All of the material below is to be repeated exactly.

Task material.
□ □ □

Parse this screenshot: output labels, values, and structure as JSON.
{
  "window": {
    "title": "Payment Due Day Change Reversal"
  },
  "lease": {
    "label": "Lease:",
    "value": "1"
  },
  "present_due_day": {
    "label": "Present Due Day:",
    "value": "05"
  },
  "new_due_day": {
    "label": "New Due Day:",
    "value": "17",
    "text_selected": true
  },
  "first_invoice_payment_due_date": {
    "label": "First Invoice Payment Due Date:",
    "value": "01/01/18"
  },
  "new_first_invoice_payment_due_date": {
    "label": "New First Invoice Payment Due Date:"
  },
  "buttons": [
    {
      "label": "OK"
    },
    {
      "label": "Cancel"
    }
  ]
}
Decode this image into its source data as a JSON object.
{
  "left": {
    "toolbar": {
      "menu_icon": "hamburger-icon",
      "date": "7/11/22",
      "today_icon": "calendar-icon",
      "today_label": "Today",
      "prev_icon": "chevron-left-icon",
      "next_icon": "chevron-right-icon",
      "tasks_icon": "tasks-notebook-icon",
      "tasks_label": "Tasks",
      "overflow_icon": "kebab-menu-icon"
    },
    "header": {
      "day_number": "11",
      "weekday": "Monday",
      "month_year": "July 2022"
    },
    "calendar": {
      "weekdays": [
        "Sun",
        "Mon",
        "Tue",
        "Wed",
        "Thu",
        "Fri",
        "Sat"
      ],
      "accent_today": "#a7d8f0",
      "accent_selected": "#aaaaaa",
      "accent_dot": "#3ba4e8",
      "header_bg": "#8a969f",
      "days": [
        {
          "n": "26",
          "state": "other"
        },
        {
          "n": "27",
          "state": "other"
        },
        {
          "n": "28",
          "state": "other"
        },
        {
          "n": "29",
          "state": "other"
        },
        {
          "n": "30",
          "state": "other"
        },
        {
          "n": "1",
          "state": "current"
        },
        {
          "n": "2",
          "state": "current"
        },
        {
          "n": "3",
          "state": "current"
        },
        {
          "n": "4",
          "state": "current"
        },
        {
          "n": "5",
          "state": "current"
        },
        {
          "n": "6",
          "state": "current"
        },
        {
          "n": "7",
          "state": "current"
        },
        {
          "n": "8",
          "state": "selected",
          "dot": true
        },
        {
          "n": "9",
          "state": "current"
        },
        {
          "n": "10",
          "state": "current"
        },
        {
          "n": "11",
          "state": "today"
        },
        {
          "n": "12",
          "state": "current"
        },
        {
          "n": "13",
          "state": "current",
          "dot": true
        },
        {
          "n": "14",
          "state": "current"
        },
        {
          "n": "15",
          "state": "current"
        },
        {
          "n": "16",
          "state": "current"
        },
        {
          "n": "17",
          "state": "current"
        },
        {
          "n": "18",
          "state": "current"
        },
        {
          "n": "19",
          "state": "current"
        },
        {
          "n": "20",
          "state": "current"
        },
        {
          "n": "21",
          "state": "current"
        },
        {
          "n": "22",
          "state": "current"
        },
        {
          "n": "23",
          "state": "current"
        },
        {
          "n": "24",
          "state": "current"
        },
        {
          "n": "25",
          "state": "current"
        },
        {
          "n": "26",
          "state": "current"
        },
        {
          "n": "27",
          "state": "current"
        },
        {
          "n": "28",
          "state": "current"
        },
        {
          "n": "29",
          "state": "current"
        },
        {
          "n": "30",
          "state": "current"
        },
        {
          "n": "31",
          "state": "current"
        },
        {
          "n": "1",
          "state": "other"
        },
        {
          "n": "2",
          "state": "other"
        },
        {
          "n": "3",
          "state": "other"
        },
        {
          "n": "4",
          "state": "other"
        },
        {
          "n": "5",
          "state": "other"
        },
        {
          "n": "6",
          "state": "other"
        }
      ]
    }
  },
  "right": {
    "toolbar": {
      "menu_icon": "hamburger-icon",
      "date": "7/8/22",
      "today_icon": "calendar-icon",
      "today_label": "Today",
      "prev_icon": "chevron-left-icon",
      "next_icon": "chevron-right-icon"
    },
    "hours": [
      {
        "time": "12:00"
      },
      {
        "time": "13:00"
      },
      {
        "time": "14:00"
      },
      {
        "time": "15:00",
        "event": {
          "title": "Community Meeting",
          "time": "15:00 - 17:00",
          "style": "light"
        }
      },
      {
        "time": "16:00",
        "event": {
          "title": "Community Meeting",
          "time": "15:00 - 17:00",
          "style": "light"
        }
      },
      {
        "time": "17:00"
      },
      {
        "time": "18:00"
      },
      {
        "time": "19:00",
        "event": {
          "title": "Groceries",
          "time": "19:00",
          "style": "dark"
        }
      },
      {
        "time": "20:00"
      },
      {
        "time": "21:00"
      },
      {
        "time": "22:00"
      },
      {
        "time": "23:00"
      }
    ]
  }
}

□ □ □

Reply to the task.
Parse this screenshot: output labels, values, and structure as JSON.
{
  "window": {
    "title": "Payment Due Day Change Reversal"
  },
  "lease": {
    "label": "Lease:",
    "value": "1"
  },
  "present_due_day": {
    "label": "Present Due Day:",
    "value": "05"
  },
  "new_due_day": {
    "label": "New Due Day:",
    "value": "17",
    "text_selected": true
  },
  "first_invoice_payment_due_date": {
    "label": "First Invoice Payment Due Date:",
    "value": "01/01/18"
  },
  "new_first_invoice_payment_due_date": {
    "label": "New First Invoice Payment Due Date:"
  },
  "buttons": [
    {
      "label": "OK"
    },
    {
      "label": "Cancel"
    }
  ]
}
Decode this image into its source data as a JSON object.
{
  "left": {
    "toolbar": {
      "menu_icon": "hamburger-icon",
      "date": "7/11/22",
      "today_icon": "calendar-icon",
      "today_label": "Today",
      "prev_icon": "chevron-left-icon",
      "next_icon": "chevron-right-icon",
      "tasks_icon": "tasks-notebook-icon",
      "tasks_label": "Tasks",
      "overflow_icon": "kebab-menu-icon"
    },
    "header": {
      "day_number": "11",
      "weekday": "Monday",
      "month_year": "July 2022"
    },
    "calendar": {
      "weekdays": [
        "Sun",
        "Mon",
        "Tue",
        "Wed",
        "Thu",
        "Fri",
        "Sat"
      ],
      "accent_today": "#a7d8f0",
      "accent_selected": "#aaaaaa",
      "accent_dot": "#3ba4e8",
      "header_bg": "#8a969f",
      "days": [
        {
          "n": "26",
          "state": "other"
        },
        {
          "n": "27",
          "state": "other"
        },
        {
          "n": "28",
          "state": "other"
        },
        {
          "n": "29",
          "state": "other"
        },
        {
          "n": "30",
          "state": "other"
        },
        {
          "n": "1",
          "state": "current"
        },
        {
          "n": "2",
          "state": "current"
        },
        {
          "n": "3",
          "state": "current"
        },
        {
          "n": "4",
          "state": "current"
        },
        {
          "n": "5",
          "state": "current"
        },
        {
          "n": "6",
          "state": "current"
        },
        {
          "n": "7",
          "state": "current"
        },
        {
          "n": "8",
          "state": "selected",
          "dot": true
        },
        {
          "n": "9",
          "state": "current"
        },
        {
          "n": "10",
          "state": "current"
        },
        {
          "n": "11",
          "state": "today"
        },
        {
          "n": "12",
          "state": "current"
        },
        {
          "n": "13",
          "state": "current",
          "dot": true
        },
        {
          "n": "14",
          "state": "current"
        },
        {
          "n": "15",
          "state": "current"
        },
        {
          "n": "16",
          "state": "current"
        },
        {
          "n": "17",
          "state": "current"
        },
        {
          "n": "18",
          "state": "current"
        },
        {
          "n": "19",
          "state": "current"
        },
        {
          "n": "20",
          "state": "current"
        },
        {
          "n": "21",
          "state": "current"
        },
        {
          "n": "22",
          "state": "current"
        },
        {
          "n": "23",
          "state": "current"
        },
        {
          "n": "24",
          "state": "current"
        },
        {
          "n": "25",
          "state": "current"
        },
        {
          "n": "26",
          "state": "current"
        },
        {
          "n": "27",
          "state": "current"
        },
        {
          "n": "28",
          "state": "current"
        },
        {
          "n": "29",
          "state": "current"
        },
        {
          "n": "30",
          "state": "current"
        },
        {
          "n": "31",
          "state": "current"
        },
        {
          "n": "1",
          "state": "other"
        },
        {
          "n": "2",
          "state": "other"
        },
        {
          "n": "3",
          "state": "other"
        },
        {
          "n": "4",
          "state": "other"
        },
        {
          "n": "5",
          "state": "other"
        },
        {
          "n": "6",
          "state": "other"
        }
      ]
    }
  },
  "right": {
    "toolbar": {
      "menu_icon": "hamburger-icon",
      "date": "7/8/22",
      "today_icon": "calendar-icon",
      "today_label": "Today",
      "prev_icon": "chevron-left-icon",
      "next_icon": "chevron-right-icon"
    },
    "hours": [
      {
        "time": "12:00"
      },
      {
        "time": "13:00"
      },
      {
        "time": "14:00"
      },
      {
        "time": "15:00",
        "event": {
          "title": "Community Meeting",
          "time": "15:00 - 17:00",
          "style": "light"
        }
      },
      {
        "time": "16:00",
        "event": {
          "title": "Community Meeting",
          "time": "15:00 - 17:00",
          "style": "light"
        }
      },
      {
        "time": "17:00"
      },
      {
        "time": "18:00"
      },
      {
        "time": "19:00",
        "event": {
          "title": "Groceries",
          "time": "19:00",
          "style": "dark"
        }
      },
      {
        "time": "20:00"
      },
      {
        "time": "21:00"
      },
      {
        "time": "22:00"
      },
      {
        "time": "23:00"
      }
    ]
  }
}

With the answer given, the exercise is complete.